**** THE INPUT ****

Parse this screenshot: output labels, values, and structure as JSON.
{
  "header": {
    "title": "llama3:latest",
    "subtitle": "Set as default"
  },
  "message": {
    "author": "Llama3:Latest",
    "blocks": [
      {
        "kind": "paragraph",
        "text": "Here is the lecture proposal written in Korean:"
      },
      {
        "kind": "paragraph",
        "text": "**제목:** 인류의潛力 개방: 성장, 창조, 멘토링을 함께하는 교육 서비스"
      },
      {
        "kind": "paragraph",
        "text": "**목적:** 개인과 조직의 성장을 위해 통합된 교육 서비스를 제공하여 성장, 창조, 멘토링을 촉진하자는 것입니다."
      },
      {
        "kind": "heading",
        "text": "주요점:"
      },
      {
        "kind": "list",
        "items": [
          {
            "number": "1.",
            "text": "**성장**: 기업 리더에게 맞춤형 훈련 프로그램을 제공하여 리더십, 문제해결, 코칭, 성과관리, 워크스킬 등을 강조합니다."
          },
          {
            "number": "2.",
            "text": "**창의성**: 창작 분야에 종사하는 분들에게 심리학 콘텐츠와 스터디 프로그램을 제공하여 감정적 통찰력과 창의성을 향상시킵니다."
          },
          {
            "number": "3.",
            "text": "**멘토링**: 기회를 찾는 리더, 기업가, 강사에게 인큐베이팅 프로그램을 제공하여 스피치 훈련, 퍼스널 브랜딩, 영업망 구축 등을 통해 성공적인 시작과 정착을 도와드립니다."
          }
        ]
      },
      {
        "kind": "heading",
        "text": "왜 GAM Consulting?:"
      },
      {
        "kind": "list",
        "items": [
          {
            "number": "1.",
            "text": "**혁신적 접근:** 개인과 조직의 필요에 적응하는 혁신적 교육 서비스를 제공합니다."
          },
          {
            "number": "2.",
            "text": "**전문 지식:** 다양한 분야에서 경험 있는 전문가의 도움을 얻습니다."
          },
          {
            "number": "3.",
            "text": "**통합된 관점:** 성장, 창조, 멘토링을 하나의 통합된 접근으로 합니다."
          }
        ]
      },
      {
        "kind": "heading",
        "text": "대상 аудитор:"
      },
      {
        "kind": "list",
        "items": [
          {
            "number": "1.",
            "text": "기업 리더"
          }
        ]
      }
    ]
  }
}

****

TASK OBJECTIVE. Please return the data above exactly as given.

OUTPUT FOR THIS TASK.
Parse this screenshot: output labels, values, and structure as JSON.
{
  "header": {
    "title": "llama3:latest",
    "subtitle": "Set as default"
  },
  "message": {
    "author": "Llama3:Latest",
    "blocks": [
      {
        "kind": "paragraph",
        "text": "Here is the lecture proposal written in Korean:"
      },
      {
        "kind": "paragraph",
        "text": "**제목:** 인류의潛力 개방: 성장, 창조, 멘토링을 함께하는 교육 서비스"
      },
      {
        "kind": "paragraph",
        "text": "**목적:** 개인과 조직의 성장을 위해 통합된 교육 서비스를 제공하여 성장, 창조, 멘토링을 촉진하자는 것입니다."
      },
      {
        "kind": "heading",
        "text": "주요점:"
      },
      {
        "kind": "list",
        "items": [
          {
            "number": "1.",
            "text": "**성장**: 기업 리더에게 맞춤형 훈련 프로그램을 제공하여 리더십, 문제해결, 코칭, 성과관리, 워크스킬 등을 강조합니다."
          },
          {
            "number": "2.",
            "text": "**창의성**: 창작 분야에 종사하는 분들에게 심리학 콘텐츠와 스터디 프로그램을 제공하여 감정적 통찰력과 창의성을 향상시킵니다."
          },
          {
            "number": "3.",
            "text": "**멘토링**: 기회를 찾는 리더, 기업가, 강사에게 인큐베이팅 프로그램을 제공하여 스피치 훈련, 퍼스널 브랜딩, 영업망 구축 등을 통해 성공적인 시작과 정착을 도와드립니다."
          }
        ]
      },
      {
        "kind": "heading",
        "text": "왜 GAM Consulting?:"
      },
      {
        "kind": "list",
        "items": [
          {
            "number": "1.",
            "text": "**혁신적 접근:** 개인과 조직의 필요에 적응하는 혁신적 교육 서비스를 제공합니다."
          },
          {
            "number": "2.",
            "text": "**전문 지식:** 다양한 분야에서 경험 있는 전문가의 도움을 얻습니다."
          },
          {
            "number": "3.",
            "text": "**통합된 관점:** 성장, 창조, 멘토링을 하나의 통합된 접근으로 합니다."
          }
        ]
      },
      {
        "kind": "heading",
        "text": "대상 аудитор:"
      },
      {
        "kind": "list",
        "items": [
          {
            "number": "1.",
            "text": "기업 리더"
          }
        ]
      }
    ]
  }
}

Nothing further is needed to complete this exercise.